======== Entries
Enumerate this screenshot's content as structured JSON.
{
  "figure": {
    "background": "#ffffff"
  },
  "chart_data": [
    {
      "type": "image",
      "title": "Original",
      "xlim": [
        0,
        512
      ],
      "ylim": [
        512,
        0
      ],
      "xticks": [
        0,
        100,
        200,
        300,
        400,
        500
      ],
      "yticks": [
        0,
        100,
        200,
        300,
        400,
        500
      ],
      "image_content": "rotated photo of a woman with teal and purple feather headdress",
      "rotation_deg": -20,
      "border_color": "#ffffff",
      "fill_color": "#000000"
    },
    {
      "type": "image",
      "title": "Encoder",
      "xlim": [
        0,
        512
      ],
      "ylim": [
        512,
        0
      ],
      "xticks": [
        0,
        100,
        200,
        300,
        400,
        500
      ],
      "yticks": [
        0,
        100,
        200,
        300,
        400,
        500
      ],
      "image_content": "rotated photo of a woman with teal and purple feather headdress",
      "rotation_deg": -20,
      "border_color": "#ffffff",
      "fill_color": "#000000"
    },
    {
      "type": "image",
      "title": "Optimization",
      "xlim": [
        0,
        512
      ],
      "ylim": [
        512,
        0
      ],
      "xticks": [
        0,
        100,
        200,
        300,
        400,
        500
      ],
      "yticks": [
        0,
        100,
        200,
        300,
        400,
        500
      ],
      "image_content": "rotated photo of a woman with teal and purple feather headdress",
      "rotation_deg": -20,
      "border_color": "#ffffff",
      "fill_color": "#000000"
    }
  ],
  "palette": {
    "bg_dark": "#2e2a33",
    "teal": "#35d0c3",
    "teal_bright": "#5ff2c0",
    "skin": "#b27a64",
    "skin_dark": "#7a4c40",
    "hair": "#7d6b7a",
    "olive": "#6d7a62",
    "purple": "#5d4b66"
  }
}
================
» Task goal
Exact copies of all the records are required.

» Written answer
Enumerate this screenshot's content as structured JSON.
{
  "figure": {
    "background": "#ffffff"
  },
  "chart_data": [
    {
      "type": "image",
      "title": "Original",
      "xlim": [
        0,
        512
      ],
      "ylim": [
        512,
        0
      ],
      "xticks": [
        0,
        100,
        200,
        300,
        400,
        500
      ],
      "yticks": [
        0,
        100,
        200,
        300,
        400,
        500
      ],
      "image_content": "rotated photo of a woman with teal and purple feather headdress",
      "rotation_deg": -20,
      "border_color": "#ffffff",
      "fill_color": "#000000"
    },
    {
      "type": "image",
      "title": "Encoder",
      "xlim": [
        0,
        512
      ],
      "ylim": [
        512,
        0
      ],
      "xticks": [
        0,
        100,
        200,
        300,
        400,
        500
      ],
      "yticks": [
        0,
        100,
        200,
        300,
        400,
        500
      ],
      "image_content": "rotated photo of a woman with teal and purple feather headdress",
      "rotation_deg": -20,
      "border_color": "#ffffff",
      "fill_color": "#000000"
    },
    {
      "type": "image",
      "title": "Optimization",
      "xlim": [
        0,
        512
      ],
      "ylim": [
        512,
        0
      ],
      "xticks": [
        0,
        100,
        200,
        300,
        400,
        500
      ],
      "yticks": [
        0,
        100,
        200,
        300,
        400,
        500
      ],
      "image_content": "rotated photo of a woman with teal and purple feather headdress",
      "rotation_deg": -20,
      "border_color": "#ffffff",
      "fill_color": "#000000"
    }
  ],
  "palette": {
    "bg_dark": "#2e2a33",
    "teal": "#35d0c3",
    "teal_bright": "#5ff2c0",
    "skin": "#b27a64",
    "skin_dark": "#7a4c40",
    "hair": "#7d6b7a",
    "olive": "#6d7a62",
    "purple": "#5d4b66"
  }
}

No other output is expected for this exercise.